## Tarefa
Segundo o trecho da página, quem é o representante da FAO no Quénia?

## Trecho da página
^^^^^^^^^^^^^^^^

Situação da fome na Somália pode deteriorar-se, aponta a FAO

9 agosto 2011

Agência aponta indica que a situação que não mostra sinais de estabilização; OMS alerta para o alto risco de surtos em áreas afectadas pela seca no Corno de África.

[caption id="attachment_202857" align="alignleft" width="350" caption="Organização Mundial da Saúde também alerta para risco de surtos nas regiões afetadas pela seca"]

Eleutério Guevane, da Rádio ONU em Nova Iorque.

Existe uma grande possibilidade de deterioração da situação de emergência no sul e centro da Somália, disse esta terça-feira a Organização da ONU para Agricultura e Alimentação, FAO.

Em declarações a jornalistas, em Nairobi, Luca Alnovi, representante da agência no Quénia, indicou que a declaração de fome, feita em mais três áreas, indica um agravamento da situação que não mostra sinais de estabilização.

^^^^^^^^^^^^^^^^

## Dados fornecidos
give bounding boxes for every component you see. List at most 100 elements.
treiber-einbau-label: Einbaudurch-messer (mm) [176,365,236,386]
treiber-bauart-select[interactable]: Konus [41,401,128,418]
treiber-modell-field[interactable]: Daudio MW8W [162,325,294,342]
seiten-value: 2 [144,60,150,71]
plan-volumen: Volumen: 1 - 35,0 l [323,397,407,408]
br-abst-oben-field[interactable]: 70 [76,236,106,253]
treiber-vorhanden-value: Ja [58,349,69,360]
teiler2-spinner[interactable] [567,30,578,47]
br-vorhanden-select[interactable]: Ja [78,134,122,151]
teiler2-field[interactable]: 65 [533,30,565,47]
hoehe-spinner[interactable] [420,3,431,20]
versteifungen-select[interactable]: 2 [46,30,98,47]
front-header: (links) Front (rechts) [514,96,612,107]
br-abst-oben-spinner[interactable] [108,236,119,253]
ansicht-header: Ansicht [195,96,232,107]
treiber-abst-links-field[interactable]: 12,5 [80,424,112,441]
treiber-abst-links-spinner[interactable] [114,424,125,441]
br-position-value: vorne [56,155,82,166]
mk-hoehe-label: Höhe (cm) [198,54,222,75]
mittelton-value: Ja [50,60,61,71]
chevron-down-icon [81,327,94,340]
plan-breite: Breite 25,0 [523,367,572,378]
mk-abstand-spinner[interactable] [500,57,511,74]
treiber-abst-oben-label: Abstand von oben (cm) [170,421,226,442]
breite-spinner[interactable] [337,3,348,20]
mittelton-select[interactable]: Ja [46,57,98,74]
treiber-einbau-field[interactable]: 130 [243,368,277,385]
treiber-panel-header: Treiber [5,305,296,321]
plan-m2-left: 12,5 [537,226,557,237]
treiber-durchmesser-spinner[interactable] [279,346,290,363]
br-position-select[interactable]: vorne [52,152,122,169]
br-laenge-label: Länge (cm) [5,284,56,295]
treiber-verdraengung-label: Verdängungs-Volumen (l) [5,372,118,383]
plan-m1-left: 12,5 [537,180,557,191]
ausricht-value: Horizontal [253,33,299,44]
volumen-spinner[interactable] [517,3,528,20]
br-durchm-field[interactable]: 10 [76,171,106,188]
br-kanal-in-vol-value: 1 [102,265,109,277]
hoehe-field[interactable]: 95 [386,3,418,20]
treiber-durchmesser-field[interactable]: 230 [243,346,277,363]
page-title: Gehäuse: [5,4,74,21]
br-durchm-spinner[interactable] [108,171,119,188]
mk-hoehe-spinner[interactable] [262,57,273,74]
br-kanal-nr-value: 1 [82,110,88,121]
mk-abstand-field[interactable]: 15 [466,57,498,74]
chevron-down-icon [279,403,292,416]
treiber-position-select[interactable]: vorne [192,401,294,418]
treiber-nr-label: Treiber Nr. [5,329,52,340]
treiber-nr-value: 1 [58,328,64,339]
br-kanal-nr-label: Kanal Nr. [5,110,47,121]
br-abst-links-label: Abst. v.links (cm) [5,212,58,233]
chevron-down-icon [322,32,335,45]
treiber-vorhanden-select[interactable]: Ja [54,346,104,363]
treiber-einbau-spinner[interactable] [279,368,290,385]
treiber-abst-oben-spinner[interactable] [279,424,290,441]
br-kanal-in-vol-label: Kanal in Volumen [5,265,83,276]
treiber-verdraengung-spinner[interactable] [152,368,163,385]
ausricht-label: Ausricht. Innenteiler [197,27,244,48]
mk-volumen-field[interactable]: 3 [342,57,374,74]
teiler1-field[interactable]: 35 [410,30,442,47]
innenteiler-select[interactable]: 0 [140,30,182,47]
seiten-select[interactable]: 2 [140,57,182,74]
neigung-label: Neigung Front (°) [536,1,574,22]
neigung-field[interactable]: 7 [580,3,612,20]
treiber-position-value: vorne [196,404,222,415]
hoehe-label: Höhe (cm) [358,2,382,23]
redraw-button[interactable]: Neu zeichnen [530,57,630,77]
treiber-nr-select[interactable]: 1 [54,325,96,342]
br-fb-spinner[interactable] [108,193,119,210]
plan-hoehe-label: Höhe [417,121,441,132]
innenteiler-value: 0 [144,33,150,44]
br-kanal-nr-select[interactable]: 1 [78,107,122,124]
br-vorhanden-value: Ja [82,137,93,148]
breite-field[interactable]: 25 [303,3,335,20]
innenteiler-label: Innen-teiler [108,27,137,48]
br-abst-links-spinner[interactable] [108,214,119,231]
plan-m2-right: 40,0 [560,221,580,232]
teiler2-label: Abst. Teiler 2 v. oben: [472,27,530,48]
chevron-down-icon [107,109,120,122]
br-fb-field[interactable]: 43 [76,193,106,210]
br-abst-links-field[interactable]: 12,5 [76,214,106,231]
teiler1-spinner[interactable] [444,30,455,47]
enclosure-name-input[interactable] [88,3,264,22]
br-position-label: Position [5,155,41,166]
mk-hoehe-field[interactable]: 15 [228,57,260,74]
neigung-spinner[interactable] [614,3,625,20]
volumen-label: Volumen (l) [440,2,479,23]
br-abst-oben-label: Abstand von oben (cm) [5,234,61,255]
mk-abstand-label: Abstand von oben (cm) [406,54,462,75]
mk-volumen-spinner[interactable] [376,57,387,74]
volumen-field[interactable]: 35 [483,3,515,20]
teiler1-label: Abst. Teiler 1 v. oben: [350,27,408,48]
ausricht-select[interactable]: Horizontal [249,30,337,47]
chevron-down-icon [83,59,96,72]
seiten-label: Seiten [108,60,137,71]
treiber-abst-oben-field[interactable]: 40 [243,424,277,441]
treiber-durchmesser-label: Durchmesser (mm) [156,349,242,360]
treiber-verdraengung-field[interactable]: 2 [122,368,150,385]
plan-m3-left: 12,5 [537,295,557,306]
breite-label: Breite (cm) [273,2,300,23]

^^^^^^^^^^^^^^^^

## Resposta
Luca Alnovi.